→ Aim of the task
Exactly as written, please set down all of the entries again, with no pictures.
══════════
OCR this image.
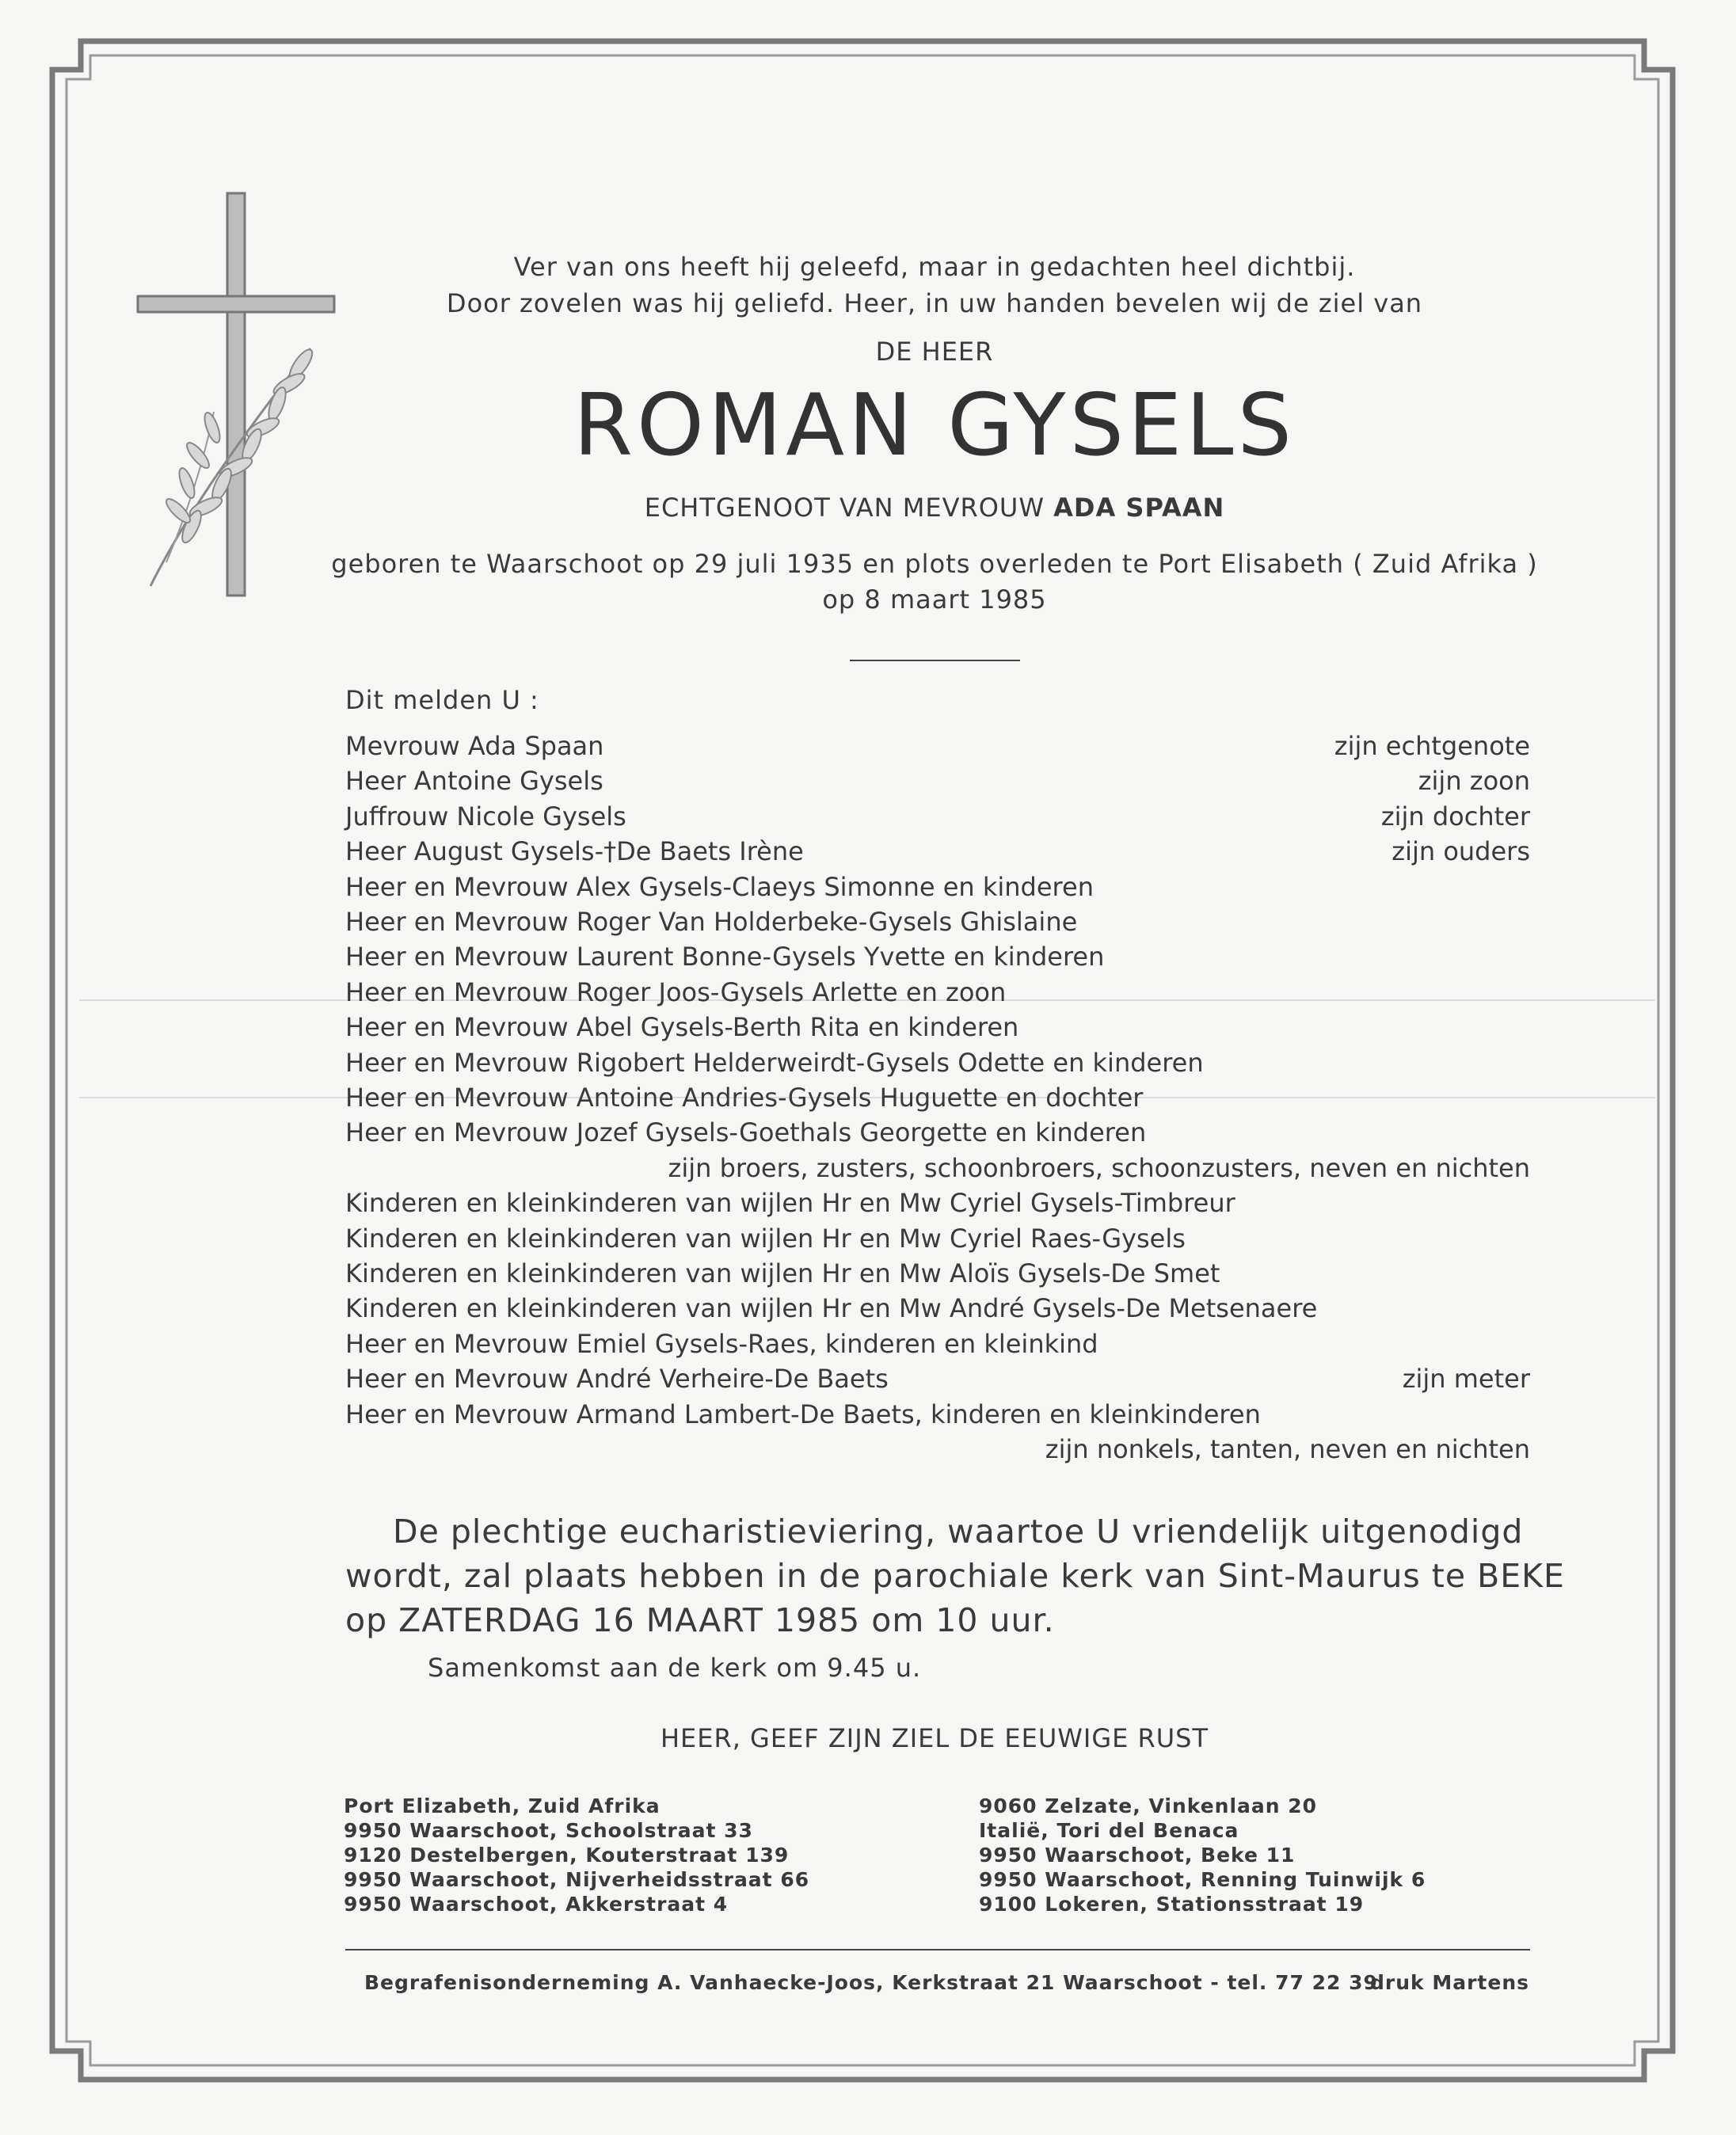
Ver van ons heeft hij geleefd, maar in gedachten heel dichtbij.
Door zovelen was hij geliefd. Heer, in uw handen bevelen wij de ziel van
DE HEER
ROMAN GYSELS
ECHTGENOOT VAN MEVROUW ADA SPAAN
geboren te Waarschoot op 29 juli 1935 en plots overleden te Port Elisabeth ( Zuid Afrika )
op 8 maart 1985
Dit melden U :
Mevrouw Ada Spaan	zijn echtgenote
Heer Antoine Gysels	zijn zoon
Juffrouw Nicole Gysels	zijn dochter
Heer August Gysels-†De Baets Irène	zijn ouders
Heer en Mevrouw Alex Gysels-Claeys Simonne en kinderen
Heer en Mevrouw Roger Van Holderbeke-Gysels Ghislaine
Heer en Mevrouw Laurent Bonne-Gysels Yvette en kinderen
Heer en Mevrouw Roger Joos-Gysels Arlette en zoon
Heer en Mevrouw Abel Gysels-Berth Rita en kinderen
Heer en Mevrouw Rigobert Helderweirdt-Gysels Odette en kinderen
Heer en Mevrouw Antoine Andries-Gysels Huguette en dochter
Heer en Mevrouw Jozef Gysels-Goethals Georgette en kinderen
zijn broers, zusters, schoonbroers, schoonzusters, neven en nichten
Kinderen en kleinkinderen van wijlen Hr en Mw Cyriel Gysels-Timbreur
Kinderen en kleinkinderen van wijlen Hr en Mw Cyriel Raes-Gysels
Kinderen en kleinkinderen van wijlen Hr en Mw Aloïs Gysels-De Smet
Kinderen en kleinkinderen van wijlen Hr en Mw André Gysels-De Metsenaere
Heer en Mevrouw Emiel Gysels-Raes, kinderen en kleinkind
Heer en Mevrouw André Verheire-De Baets	zijn meter
Heer en Mevrouw Armand Lambert-De Baets, kinderen en kleinkinderen
zijn nonkels, tanten, neven en nichten
De plechtige eucharistieviering, waartoe U vriendelijk uitgenodigd
wordt, zal plaats hebben in de parochiale kerk van Sint-Maurus te BEKE
op ZATERDAG 16 MAART 1985 om 10 uur.
Samenkomst aan de kerk om 9.45 u.
HEER, GEEF ZIJN ZIEL DE EEUWIGE RUST
Port Elizabeth, Zuid Afrika
9950 Waarschoot, Schoolstraat 33
9120 Destelbergen, Kouterstraat 139
9950 Waarschoot, Nijverheidsstraat 66
9950 Waarschoot, Akkerstraat 4
9060 Zelzate, Vinkenlaan 20
Italië, Tori del Benaca
9950 Waarschoot, Beke 11
9950 Waarschoot, Renning Tuinwijk 6
9100 Lokeren, Stationsstraat 19
Begrafenisonderneming A. Vanhaecke-Joos, Kerkstraat 21 Waarschoot - tel. 77 22 39
druk Martens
══════════
→ Exercise response
OCR this image.
Ver van ons heeft hij geleefd, maar in gedachten heel dichtbij.
Door zovelen was hij geliefd. Heer, in uw handen bevelen wij de ziel van
DE HEER
ROMAN GYSELS
ECHTGENOOT VAN MEVROUW ADA SPAAN
geboren te Waarschoot op 29 juli 1935 en plots overleden te Port Elisabeth ( Zuid Afrika )
op 8 maart 1985
Dit melden U :
Mevrouw Ada Spaan	zijn echtgenote
Heer Antoine Gysels	zijn zoon
Juffrouw Nicole Gysels	zijn dochter
Heer August Gysels-†De Baets Irène	zijn ouders
Heer en Mevrouw Alex Gysels-Claeys Simonne en kinderen
Heer en Mevrouw Roger Van Holderbeke-Gysels Ghislaine
Heer en Mevrouw Laurent Bonne-Gysels Yvette en kinderen
Heer en Mevrouw Roger Joos-Gysels Arlette en zoon
Heer en Mevrouw Abel Gysels-Berth Rita en kinderen
Heer en Mevrouw Rigobert Helderweirdt-Gysels Odette en kinderen
Heer en Mevrouw Antoine Andries-Gysels Huguette en dochter
Heer en Mevrouw Jozef Gysels-Goethals Georgette en kinderen
zijn broers, zusters, schoonbroers, schoonzusters, neven en nichten
Kinderen en kleinkinderen van wijlen Hr en Mw Cyriel Gysels-Timbreur
Kinderen en kleinkinderen van wijlen Hr en Mw Cyriel Raes-Gysels
Kinderen en kleinkinderen van wijlen Hr en Mw Aloïs Gysels-De Smet
Kinderen en kleinkinderen van wijlen Hr en Mw André Gysels-De Metsenaere
Heer en Mevrouw Emiel Gysels-Raes, kinderen en kleinkind
Heer en Mevrouw André Verheire-De Baets	zijn meter
Heer en Mevrouw Armand Lambert-De Baets, kinderen en kleinkinderen
zijn nonkels, tanten, neven en nichten
De plechtige eucharistieviering, waartoe U vriendelijk uitgenodigd
wordt, zal plaats hebben in de parochiale kerk van Sint-Maurus te BEKE
op ZATERDAG 16 MAART 1985 om 10 uur.
Samenkomst aan de kerk om 9.45 u.
HEER, GEEF ZIJN ZIEL DE EEUWIGE RUST
Port Elizabeth, Zuid Afrika
9950 Waarschoot, Schoolstraat 33
9120 Destelbergen, Kouterstraat 139
9950 Waarschoot, Nijverheidsstraat 66
9950 Waarschoot, Akkerstraat 4
9060 Zelzate, Vinkenlaan 20
Italië, Tori del Benaca
9950 Waarschoot, Beke 11
9950 Waarschoot, Renning Tuinwijk 6
9100 Lokeren, Stationsstraat 19
Begrafenisonderneming A. Vanhaecke-Joos, Kerkstraat 21 Waarschoot - tel. 77 22 39
druk Martens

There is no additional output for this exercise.